Copy out every line of the records below that contains the string "Phạt".

* _Dataset records_:
*****

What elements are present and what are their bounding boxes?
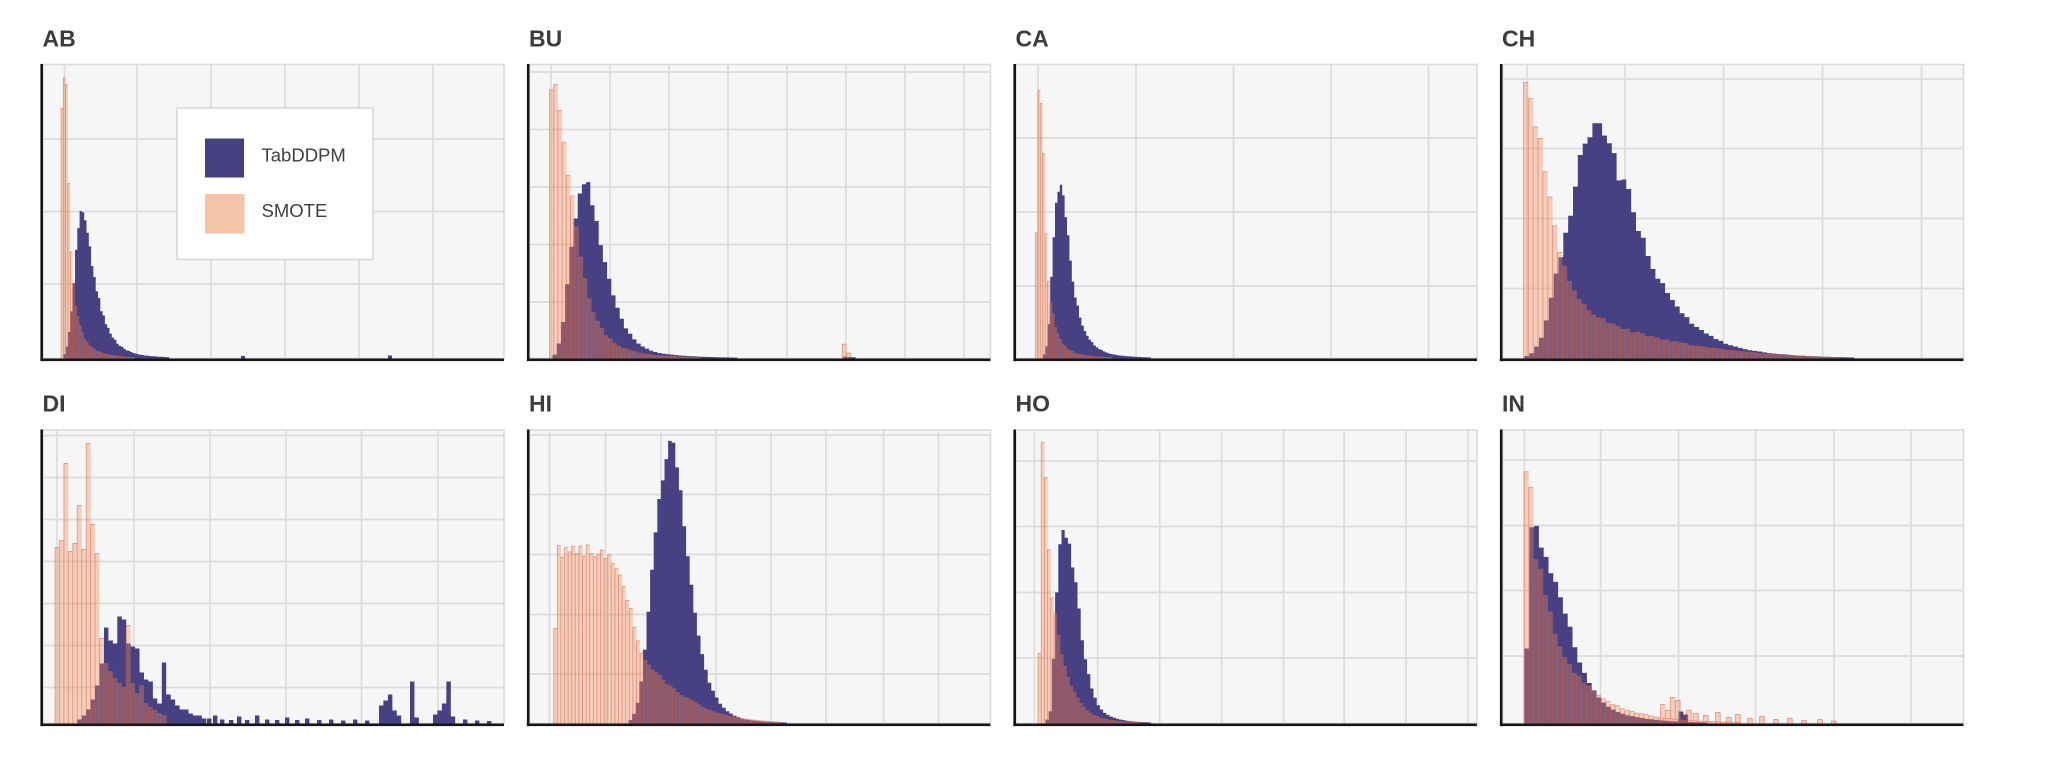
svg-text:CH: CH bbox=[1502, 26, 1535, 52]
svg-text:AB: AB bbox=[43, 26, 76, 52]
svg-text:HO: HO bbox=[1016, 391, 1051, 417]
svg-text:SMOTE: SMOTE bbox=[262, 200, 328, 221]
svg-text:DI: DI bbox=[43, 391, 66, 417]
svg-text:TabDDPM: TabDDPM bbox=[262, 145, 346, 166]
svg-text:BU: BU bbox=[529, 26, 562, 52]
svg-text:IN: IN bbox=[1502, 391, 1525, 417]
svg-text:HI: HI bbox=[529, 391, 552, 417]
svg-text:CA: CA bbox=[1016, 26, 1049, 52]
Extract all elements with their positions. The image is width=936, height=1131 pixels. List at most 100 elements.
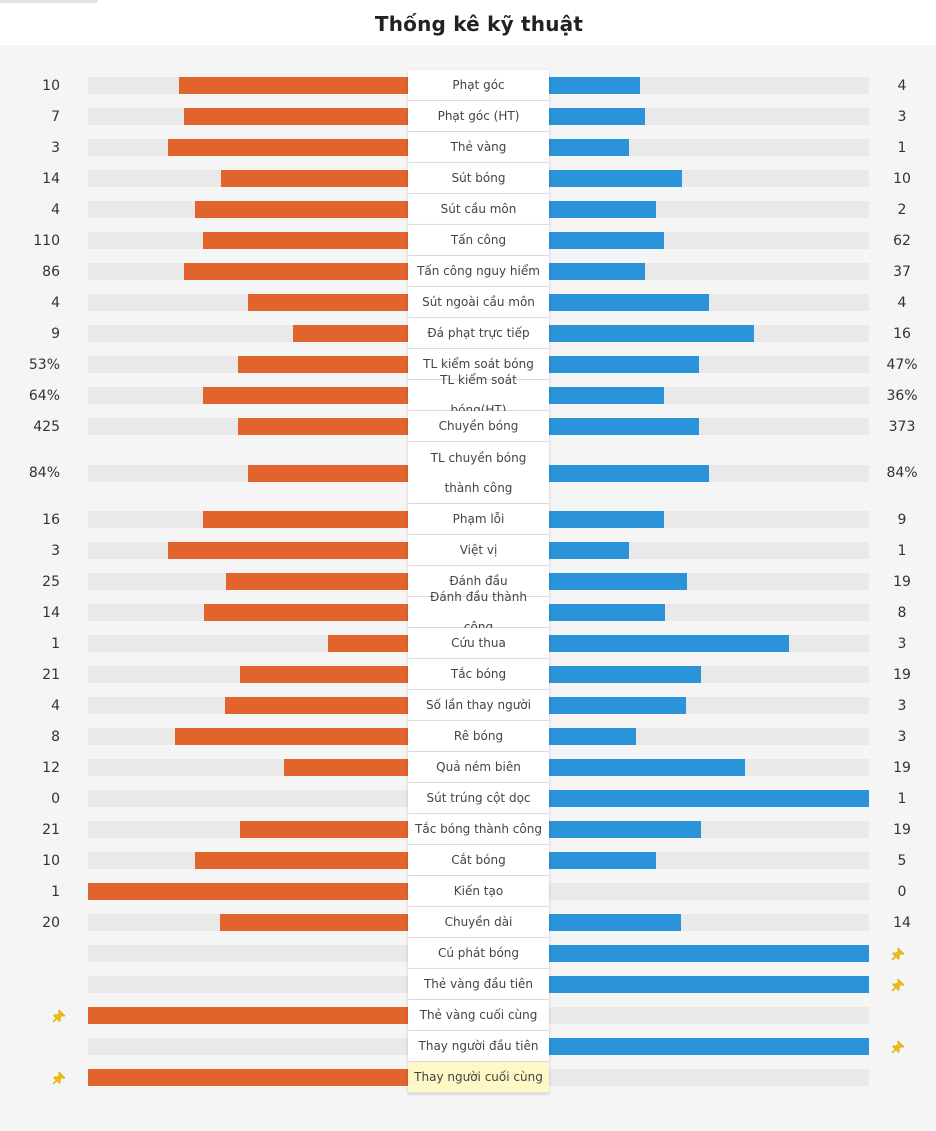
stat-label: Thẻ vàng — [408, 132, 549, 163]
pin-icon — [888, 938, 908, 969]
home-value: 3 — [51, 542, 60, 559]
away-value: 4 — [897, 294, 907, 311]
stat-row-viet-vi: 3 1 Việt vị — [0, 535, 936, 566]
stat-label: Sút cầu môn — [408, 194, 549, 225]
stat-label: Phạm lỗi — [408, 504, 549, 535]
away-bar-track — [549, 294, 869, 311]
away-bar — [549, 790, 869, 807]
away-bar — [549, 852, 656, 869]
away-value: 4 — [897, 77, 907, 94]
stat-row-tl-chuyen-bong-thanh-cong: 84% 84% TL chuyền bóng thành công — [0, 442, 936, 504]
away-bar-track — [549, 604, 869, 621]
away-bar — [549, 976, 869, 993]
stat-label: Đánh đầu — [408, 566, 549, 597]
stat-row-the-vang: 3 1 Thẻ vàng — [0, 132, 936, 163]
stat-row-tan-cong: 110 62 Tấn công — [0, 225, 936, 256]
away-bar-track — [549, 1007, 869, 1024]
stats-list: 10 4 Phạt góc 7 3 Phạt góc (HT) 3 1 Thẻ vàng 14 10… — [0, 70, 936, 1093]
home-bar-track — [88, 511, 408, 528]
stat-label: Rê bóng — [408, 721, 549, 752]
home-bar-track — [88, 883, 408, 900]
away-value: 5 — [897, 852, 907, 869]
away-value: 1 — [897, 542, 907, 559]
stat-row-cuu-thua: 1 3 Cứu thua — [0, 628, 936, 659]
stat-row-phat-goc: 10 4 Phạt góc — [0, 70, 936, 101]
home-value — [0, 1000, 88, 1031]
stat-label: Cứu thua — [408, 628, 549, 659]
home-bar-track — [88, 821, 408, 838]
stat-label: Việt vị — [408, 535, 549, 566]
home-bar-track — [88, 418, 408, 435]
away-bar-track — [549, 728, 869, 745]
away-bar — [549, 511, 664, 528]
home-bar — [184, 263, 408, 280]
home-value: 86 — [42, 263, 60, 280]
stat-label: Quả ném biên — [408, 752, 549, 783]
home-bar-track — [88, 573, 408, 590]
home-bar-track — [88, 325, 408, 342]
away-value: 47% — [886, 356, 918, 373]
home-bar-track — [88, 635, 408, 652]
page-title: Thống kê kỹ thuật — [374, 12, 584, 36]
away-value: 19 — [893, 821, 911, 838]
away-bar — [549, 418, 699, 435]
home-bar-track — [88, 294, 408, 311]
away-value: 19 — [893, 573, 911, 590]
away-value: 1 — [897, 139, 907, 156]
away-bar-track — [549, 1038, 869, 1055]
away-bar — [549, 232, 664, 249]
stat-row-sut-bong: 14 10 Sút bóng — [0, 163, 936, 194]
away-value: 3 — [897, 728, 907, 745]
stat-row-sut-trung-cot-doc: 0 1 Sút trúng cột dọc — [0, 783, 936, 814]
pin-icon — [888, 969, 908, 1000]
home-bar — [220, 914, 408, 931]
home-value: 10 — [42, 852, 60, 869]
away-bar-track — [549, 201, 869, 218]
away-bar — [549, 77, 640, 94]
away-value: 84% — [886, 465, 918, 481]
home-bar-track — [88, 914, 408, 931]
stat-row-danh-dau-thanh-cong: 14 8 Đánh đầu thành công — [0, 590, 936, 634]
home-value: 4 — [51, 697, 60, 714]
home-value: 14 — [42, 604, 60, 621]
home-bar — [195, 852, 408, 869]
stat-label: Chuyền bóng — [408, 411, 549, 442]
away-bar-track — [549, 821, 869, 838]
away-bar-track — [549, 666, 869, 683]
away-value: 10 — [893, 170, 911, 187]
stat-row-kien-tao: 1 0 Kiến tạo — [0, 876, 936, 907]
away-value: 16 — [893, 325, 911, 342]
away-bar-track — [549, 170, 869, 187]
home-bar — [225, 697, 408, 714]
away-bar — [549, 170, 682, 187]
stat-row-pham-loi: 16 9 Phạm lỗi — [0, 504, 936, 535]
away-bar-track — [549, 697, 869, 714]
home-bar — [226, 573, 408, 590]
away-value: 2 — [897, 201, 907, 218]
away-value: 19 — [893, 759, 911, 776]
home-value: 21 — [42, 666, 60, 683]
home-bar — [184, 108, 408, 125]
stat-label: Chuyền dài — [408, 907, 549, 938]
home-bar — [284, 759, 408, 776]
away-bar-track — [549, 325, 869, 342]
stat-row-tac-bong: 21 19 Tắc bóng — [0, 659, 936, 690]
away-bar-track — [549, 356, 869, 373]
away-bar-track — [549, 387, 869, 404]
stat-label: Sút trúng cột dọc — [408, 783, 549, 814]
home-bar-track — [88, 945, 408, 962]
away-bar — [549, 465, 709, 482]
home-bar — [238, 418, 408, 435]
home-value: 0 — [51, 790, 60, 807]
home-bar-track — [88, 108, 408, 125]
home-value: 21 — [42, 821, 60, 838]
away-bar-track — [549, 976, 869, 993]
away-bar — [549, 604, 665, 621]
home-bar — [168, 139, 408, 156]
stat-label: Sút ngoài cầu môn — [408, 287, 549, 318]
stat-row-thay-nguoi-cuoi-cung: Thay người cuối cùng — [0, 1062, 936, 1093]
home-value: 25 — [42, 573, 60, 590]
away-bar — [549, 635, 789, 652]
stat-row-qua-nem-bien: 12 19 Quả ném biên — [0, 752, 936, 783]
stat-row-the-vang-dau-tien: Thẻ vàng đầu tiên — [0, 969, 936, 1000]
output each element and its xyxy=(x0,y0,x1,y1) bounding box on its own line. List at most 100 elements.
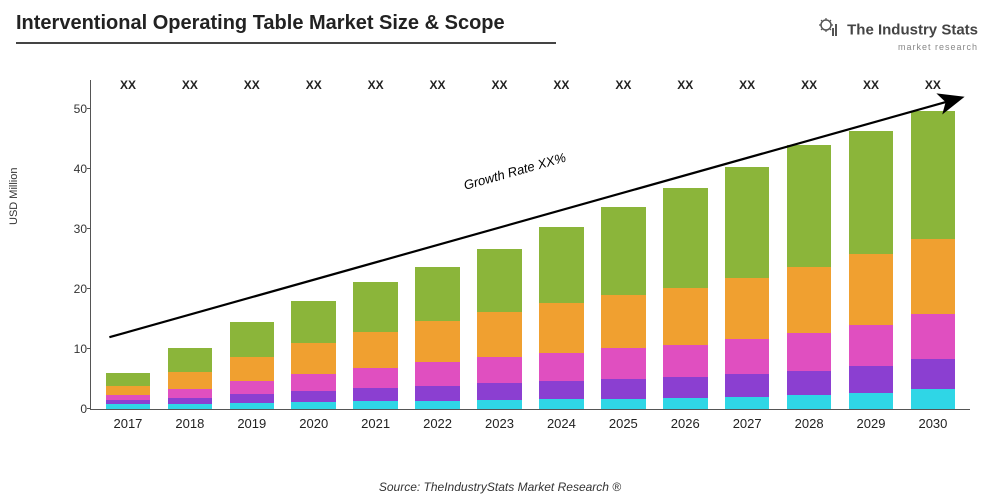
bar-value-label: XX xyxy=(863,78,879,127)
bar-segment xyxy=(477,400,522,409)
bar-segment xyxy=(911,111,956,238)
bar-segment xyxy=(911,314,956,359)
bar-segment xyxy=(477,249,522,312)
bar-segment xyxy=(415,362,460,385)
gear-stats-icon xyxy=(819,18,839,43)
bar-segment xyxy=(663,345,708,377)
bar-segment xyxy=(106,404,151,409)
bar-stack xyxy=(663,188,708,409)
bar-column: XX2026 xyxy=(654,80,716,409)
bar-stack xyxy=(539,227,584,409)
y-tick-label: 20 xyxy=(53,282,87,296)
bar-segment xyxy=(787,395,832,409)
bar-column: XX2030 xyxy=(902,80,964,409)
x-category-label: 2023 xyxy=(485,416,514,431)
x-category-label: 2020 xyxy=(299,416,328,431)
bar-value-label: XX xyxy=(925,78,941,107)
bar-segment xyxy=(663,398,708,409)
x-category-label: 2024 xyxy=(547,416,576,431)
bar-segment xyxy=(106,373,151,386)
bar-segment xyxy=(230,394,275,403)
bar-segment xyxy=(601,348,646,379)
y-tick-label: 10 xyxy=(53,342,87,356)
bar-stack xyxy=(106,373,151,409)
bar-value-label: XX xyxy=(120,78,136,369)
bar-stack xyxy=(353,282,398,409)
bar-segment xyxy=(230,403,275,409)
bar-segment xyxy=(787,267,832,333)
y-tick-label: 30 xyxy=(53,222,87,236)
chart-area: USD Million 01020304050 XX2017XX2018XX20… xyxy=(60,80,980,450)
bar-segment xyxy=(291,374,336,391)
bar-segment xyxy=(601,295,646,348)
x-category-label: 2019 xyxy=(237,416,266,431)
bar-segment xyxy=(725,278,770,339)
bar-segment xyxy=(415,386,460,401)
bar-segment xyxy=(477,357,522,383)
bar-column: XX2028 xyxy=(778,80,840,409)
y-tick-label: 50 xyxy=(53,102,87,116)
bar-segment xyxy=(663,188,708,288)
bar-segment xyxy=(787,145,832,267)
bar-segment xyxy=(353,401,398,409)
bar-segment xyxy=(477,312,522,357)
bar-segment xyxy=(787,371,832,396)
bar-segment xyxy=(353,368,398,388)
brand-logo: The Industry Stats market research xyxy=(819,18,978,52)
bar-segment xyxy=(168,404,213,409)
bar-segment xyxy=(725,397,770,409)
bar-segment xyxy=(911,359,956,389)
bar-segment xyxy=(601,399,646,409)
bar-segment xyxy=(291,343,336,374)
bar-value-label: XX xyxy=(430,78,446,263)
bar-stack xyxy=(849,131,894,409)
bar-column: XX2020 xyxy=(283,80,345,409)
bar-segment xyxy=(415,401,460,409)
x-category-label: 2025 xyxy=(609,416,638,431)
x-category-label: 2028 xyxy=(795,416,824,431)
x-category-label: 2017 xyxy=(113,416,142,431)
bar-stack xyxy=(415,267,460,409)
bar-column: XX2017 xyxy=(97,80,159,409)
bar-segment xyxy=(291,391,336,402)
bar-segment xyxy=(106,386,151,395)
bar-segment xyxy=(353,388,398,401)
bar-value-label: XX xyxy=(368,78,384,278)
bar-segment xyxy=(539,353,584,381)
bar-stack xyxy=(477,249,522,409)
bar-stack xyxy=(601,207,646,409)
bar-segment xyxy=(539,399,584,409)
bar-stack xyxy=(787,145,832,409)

*****

* _Output for this exercise_:
stats-list: 10 4 Phạt góc 7 3 Phạt góc (HT) 3 1 Thẻ vàng 14 10… — [0, 70, 936, 1093]
stat-row-phat-goc: 10 4 Phạt góc — [0, 70, 936, 101]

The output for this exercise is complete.